To do: Locate the lines that hold the string "with". Copy every such line.
* BEGIN Data shown *
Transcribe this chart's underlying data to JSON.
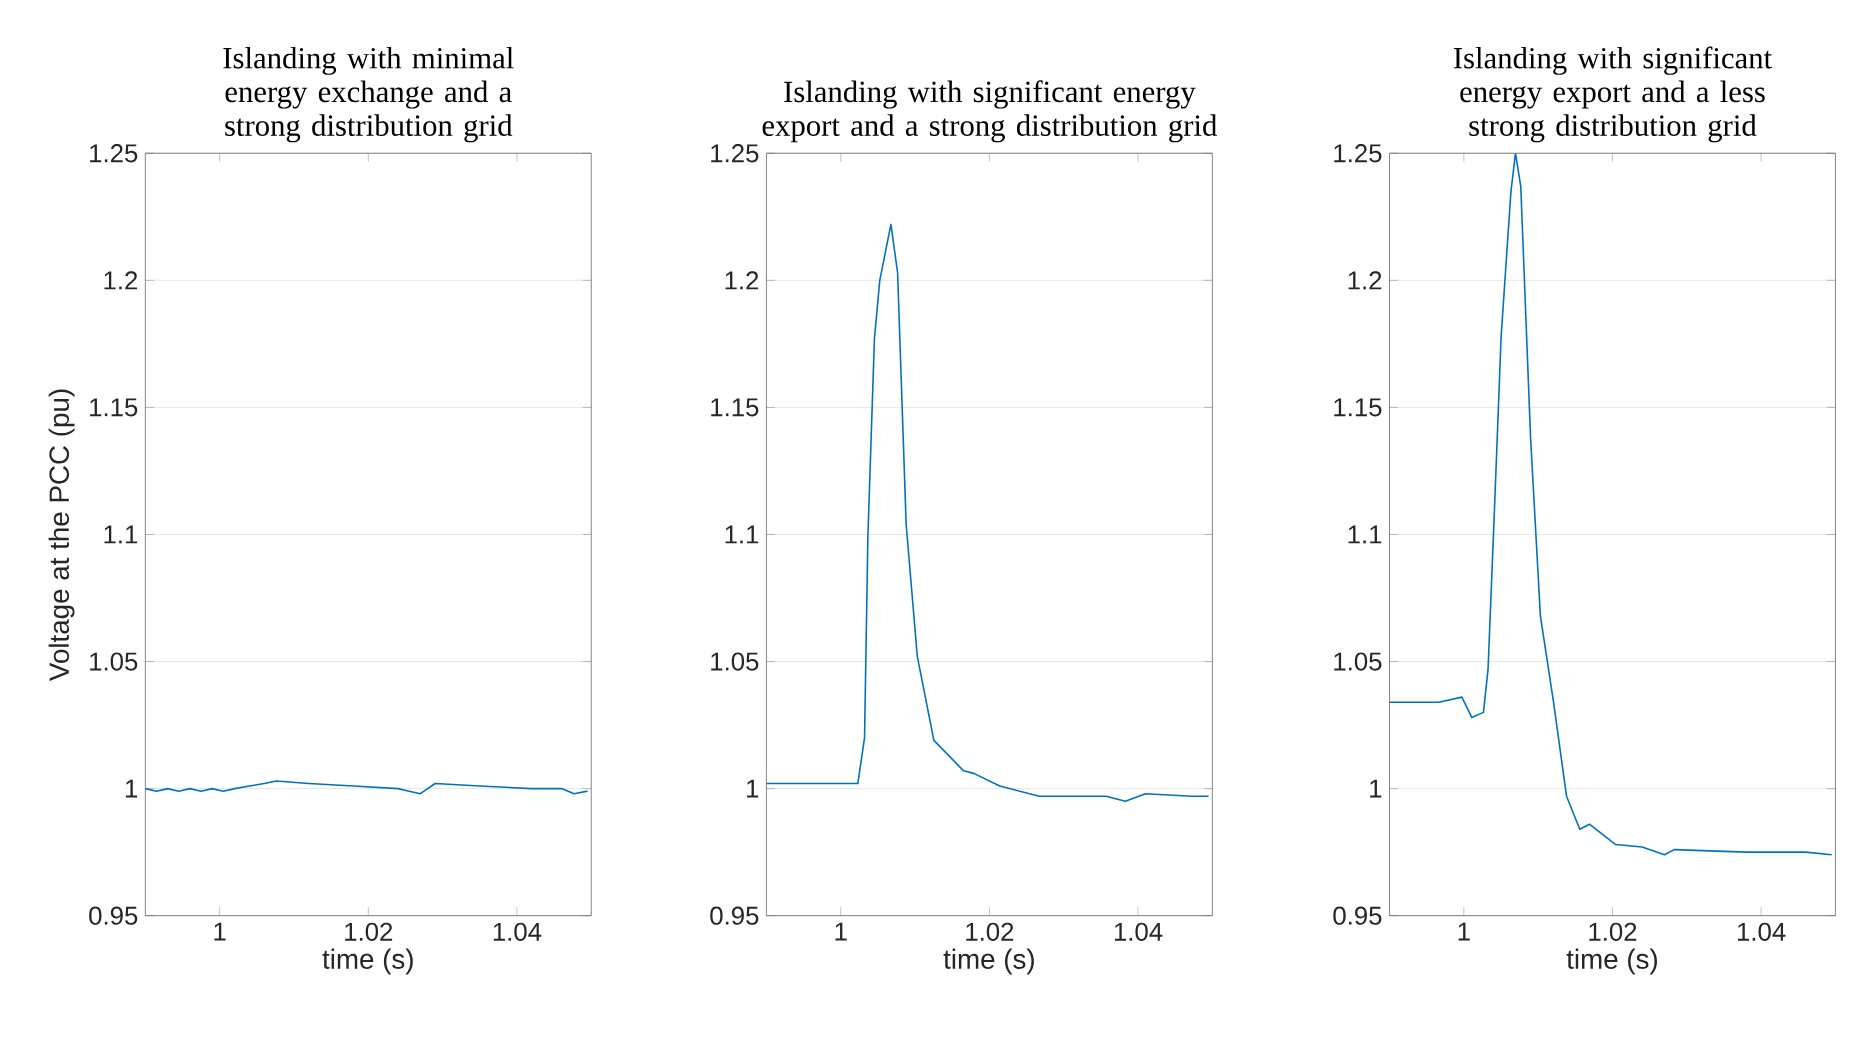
{
  "chart_data": [
    {
      "type": "line",
      "title": "Islanding with minimal energy exchange and a strong distribution grid",
      "xlabel": "time (s)",
      "ylabel": "Voltage at the PCC (pu)",
      "xlim": [
        0.99,
        1.05
      ],
      "ylim": [
        0.95,
        1.25
      ],
      "xticks": [
        1,
        1.02,
        1.04
      ],
      "yticks": [
        0.95,
        1,
        1.05,
        1.1,
        1.15,
        1.2,
        1.25
      ],
      "grid": "y",
      "series": [
        {
          "color": "#0072bd",
          "x": [
            0.99,
            0.9915,
            0.993,
            0.9945,
            0.996,
            0.9975,
            0.999,
            1.0005,
            1.002,
            1.004,
            1.006,
            1.0076,
            1.012,
            1.018,
            1.024,
            1.0255,
            1.027,
            1.029,
            1.035,
            1.042,
            1.046,
            1.0477,
            1.0495
          ],
          "values": [
            1.0,
            0.999,
            1.0,
            0.999,
            1.0,
            0.999,
            1.0,
            0.999,
            1.0,
            1.001,
            1.002,
            1.003,
            1.002,
            1.001,
            1.0,
            0.999,
            0.998,
            1.002,
            1.001,
            1.0,
            1.0,
            0.998,
            0.999
          ]
        }
      ]
    },
    {
      "type": "line",
      "title": "Islanding with significant energy export and a strong distribution grid",
      "xlabel": "time (s)",
      "xlim": [
        0.99,
        1.05
      ],
      "ylim": [
        0.95,
        1.25
      ],
      "xticks": [
        1,
        1.02,
        1.04
      ],
      "yticks": [
        0.95,
        1,
        1.05,
        1.1,
        1.15,
        1.2,
        1.25
      ],
      "grid": "y",
      "series": [
        {
          "color": "#0072bd",
          "x": [
            0.99,
            1.0023,
            1.0032,
            1.00365,
            1.00453,
            1.00525,
            1.00675,
            1.00765,
            1.0088,
            1.0103,
            1.01253,
            1.01653,
            1.0179,
            1.0214,
            1.0267,
            1.0357,
            1.0383,
            1.041,
            1.0472,
            1.0495
          ],
          "values": [
            1.002,
            1.002,
            1.02,
            1.099,
            1.177,
            1.2,
            1.222,
            1.203,
            1.104,
            1.052,
            1.019,
            1.007,
            1.006,
            1.001,
            0.997,
            0.997,
            0.995,
            0.998,
            0.997,
            0.997
          ]
        }
      ]
    },
    {
      "type": "line",
      "title": "Islanding with significant energy export and a less strong distribution grid",
      "xlabel": "time (s)",
      "xlim": [
        0.99,
        1.05
      ],
      "ylim": [
        0.95,
        1.25
      ],
      "xticks": [
        1,
        1.02,
        1.04
      ],
      "yticks": [
        0.95,
        1,
        1.05,
        1.1,
        1.15,
        1.2,
        1.25
      ],
      "grid": "y",
      "series": [
        {
          "color": "#0072bd",
          "x": [
            0.99,
            0.99313,
            0.99665,
            0.99974,
            1.00106,
            1.00264,
            1.00326,
            1.00415,
            1.00502,
            1.00634,
            1.00695,
            1.00766,
            1.00898,
            1.0103,
            1.01207,
            1.01382,
            1.0156,
            1.0169,
            1.02043,
            1.024,
            1.027,
            1.0283,
            1.038,
            1.046,
            1.0495
          ],
          "values": [
            1.034,
            1.034,
            1.034,
            1.036,
            1.028,
            1.03,
            1.047,
            1.112,
            1.178,
            1.235,
            1.25,
            1.237,
            1.138,
            1.068,
            1.034,
            0.997,
            0.984,
            0.986,
            0.978,
            0.977,
            0.974,
            0.976,
            0.975,
            0.975,
            0.974
          ]
        }
      ]
    }
  ]
}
* END Data shown *
Solution to this problem:
      "title": "Islanding with minimal energy exchange and a strong distribution grid",
      "title": "Islanding with significant energy export and a strong distribution grid",
      "title": "Islanding with significant energy export and a less strong distribution grid",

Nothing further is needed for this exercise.